— start Data excerpts —

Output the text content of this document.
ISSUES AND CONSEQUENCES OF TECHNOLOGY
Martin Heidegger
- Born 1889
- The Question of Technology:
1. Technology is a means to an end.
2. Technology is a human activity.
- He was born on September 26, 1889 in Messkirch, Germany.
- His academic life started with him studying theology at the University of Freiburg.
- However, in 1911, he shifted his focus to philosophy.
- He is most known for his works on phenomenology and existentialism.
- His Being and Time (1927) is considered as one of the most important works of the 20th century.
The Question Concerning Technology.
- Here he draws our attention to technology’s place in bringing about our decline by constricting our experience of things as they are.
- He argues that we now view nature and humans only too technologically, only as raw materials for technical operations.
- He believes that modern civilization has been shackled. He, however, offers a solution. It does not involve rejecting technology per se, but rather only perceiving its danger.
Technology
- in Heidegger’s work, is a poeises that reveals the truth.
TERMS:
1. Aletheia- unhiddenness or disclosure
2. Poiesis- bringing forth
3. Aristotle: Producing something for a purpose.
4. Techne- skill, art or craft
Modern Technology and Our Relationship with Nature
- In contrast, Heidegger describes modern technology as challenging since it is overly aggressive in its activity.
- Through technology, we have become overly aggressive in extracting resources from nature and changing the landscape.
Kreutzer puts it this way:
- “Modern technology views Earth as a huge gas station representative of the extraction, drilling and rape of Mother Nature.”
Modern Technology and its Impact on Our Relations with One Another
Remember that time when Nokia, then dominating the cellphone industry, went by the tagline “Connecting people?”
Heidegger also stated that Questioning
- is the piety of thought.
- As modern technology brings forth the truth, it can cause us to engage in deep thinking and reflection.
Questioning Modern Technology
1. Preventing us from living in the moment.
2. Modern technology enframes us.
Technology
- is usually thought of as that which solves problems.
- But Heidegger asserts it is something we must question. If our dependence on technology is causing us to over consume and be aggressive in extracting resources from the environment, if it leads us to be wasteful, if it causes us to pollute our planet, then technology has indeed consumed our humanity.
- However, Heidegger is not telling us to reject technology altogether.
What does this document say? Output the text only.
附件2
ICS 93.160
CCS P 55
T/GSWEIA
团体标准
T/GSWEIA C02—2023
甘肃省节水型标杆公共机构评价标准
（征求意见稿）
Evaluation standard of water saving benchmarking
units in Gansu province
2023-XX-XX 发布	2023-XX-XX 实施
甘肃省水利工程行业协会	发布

— end Data excerpts —

(Given request) Extract each record, keeping it identical to the original.

(In response)
Output the text content of this document.
ISSUES AND CONSEQUENCES OF TECHNOLOGY
Martin Heidegger
- Born 1889
- The Question of Technology:
1. Technology is a means to an end.
2. Technology is a human activity.
- He was born on September 26, 1889 in Messkirch, Germany.
- His academic life started with him studying theology at the University of Freiburg.
- However, in 1911, he shifted his focus to philosophy.
- He is most known for his works on phenomenology and existentialism.
- His Being and Time (1927) is considered as one of the most important works of the 20th century.
The Question Concerning Technology.
- Here he draws our attention to technology’s place in bringing about our decline by constricting our experience of things as they are.
- He argues that we now view nature and humans only too technologically, only as raw materials for technical operations.
- He believes that modern civilization has been shackled. He, however, offers a solution. It does not involve rejecting technology per se, but rather only perceiving its danger.
Technology
- in Heidegger’s work, is a poeises that reveals the truth.
TERMS:
1. Aletheia- unhiddenness or disclosure
2. Poiesis- bringing forth
3. Aristotle: Producing something for a purpose.
4. Techne- skill, art or craft
Modern Technology and Our Relationship with Nature
- In contrast, Heidegger describes modern technology as challenging since it is overly aggressive in its activity.
- Through technology, we have become overly aggressive in extracting resources from nature and changing the landscape.
Kreutzer puts it this way:
- “Modern technology views Earth as a huge gas station representative of the extraction, drilling and rape of Mother Nature.”
Modern Technology and its Impact on Our Relations with One Another
Remember that time when Nokia, then dominating the cellphone industry, went by the tagline “Connecting people?”
Heidegger also stated that Questioning
- is the piety of thought.
- As modern technology brings forth the truth, it can cause us to engage in deep thinking and reflection.
Questioning Modern Technology
1. Preventing us from living in the moment.
2. Modern technology enframes us.
Technology
- is usually thought of as that which solves problems.
- But Heidegger asserts it is something we must question. If our dependence on technology is causing us to over consume and be aggressive in extracting resources from the environment, if it leads us to be wasteful, if it causes us to pollute our planet, then technology has indeed consumed our humanity.
- However, Heidegger is not telling us to reject technology altogether.
What does this document say? Output the text only.
附件2
ICS 93.160
CCS P 55
T/GSWEIA
团体标准
T/GSWEIA C02—2023
甘肃省节水型标杆公共机构评价标准
（征求意见稿）
Evaluation standard of water saving benchmarking
units in Gansu province
2023-XX-XX 发布	2023-XX-XX 实施
甘肃省水利工程行业协会	发布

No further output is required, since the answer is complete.